* Begin PROVIDED DATA *

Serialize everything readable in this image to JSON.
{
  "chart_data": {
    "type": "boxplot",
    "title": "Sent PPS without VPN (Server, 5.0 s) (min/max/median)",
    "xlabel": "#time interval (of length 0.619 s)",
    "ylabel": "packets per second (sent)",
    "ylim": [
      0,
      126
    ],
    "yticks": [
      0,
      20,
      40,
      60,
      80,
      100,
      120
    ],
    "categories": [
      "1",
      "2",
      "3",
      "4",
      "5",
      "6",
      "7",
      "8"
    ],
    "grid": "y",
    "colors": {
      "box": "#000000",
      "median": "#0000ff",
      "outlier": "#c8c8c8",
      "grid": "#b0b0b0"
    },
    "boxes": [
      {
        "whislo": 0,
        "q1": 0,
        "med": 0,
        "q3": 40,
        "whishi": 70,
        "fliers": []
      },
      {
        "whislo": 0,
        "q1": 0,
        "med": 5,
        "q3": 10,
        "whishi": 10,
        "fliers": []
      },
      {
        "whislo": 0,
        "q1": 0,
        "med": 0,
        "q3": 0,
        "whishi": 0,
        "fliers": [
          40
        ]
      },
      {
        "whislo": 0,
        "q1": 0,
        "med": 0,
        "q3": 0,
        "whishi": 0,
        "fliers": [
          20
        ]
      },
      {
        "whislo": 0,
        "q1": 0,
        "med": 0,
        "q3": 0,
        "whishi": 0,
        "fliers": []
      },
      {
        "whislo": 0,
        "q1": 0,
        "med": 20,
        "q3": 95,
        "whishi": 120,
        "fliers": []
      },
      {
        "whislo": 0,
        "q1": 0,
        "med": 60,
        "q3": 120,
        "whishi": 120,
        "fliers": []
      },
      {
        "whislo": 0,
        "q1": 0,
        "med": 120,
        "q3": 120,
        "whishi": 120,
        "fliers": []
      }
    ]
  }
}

* End PROVIDED DATA *

PROBLEM DETAILS ▸
Reproduce the complete data exactly as presented above.

RESPONSE ▸
Serialize everything readable in this image to JSON.
{
  "chart_data": {
    "type": "boxplot",
    "title": "Sent PPS without VPN (Server, 5.0 s) (min/max/median)",
    "xlabel": "#time interval (of length 0.619 s)",
    "ylabel": "packets per second (sent)",
    "ylim": [
      0,
      126
    ],
    "yticks": [
      0,
      20,
      40,
      60,
      80,
      100,
      120
    ],
    "categories": [
      "1",
      "2",
      "3",
      "4",
      "5",
      "6",
      "7",
      "8"
    ],
    "grid": "y",
    "colors": {
      "box": "#000000",
      "median": "#0000ff",
      "outlier": "#c8c8c8",
      "grid": "#b0b0b0"
    },
    "boxes": [
      {
        "whislo": 0,
        "q1": 0,
        "med": 0,
        "q3": 40,
        "whishi": 70,
        "fliers": []
      },
      {
        "whislo": 0,
        "q1": 0,
        "med": 5,
        "q3": 10,
        "whishi": 10,
        "fliers": []
      },
      {
        "whislo": 0,
        "q1": 0,
        "med": 0,
        "q3": 0,
        "whishi": 0,
        "fliers": [
          40
        ]
      },
      {
        "whislo": 0,
        "q1": 0,
        "med": 0,
        "q3": 0,
        "whishi": 0,
        "fliers": [
          20
        ]
      },
      {
        "whislo": 0,
        "q1": 0,
        "med": 0,
        "q3": 0,
        "whishi": 0,
        "fliers": []
      },
      {
        "whislo": 0,
        "q1": 0,
        "med": 20,
        "q3": 95,
        "whishi": 120,
        "fliers": []
      },
      {
        "whislo": 0,
        "q1": 0,
        "med": 60,
        "q3": 120,
        "whishi": 120,
        "fliers": []
      },
      {
        "whislo": 0,
        "q1": 0,
        "med": 120,
        "q3": 120,
        "whishi": 120,
        "fliers": []
      }
    ]
  }
}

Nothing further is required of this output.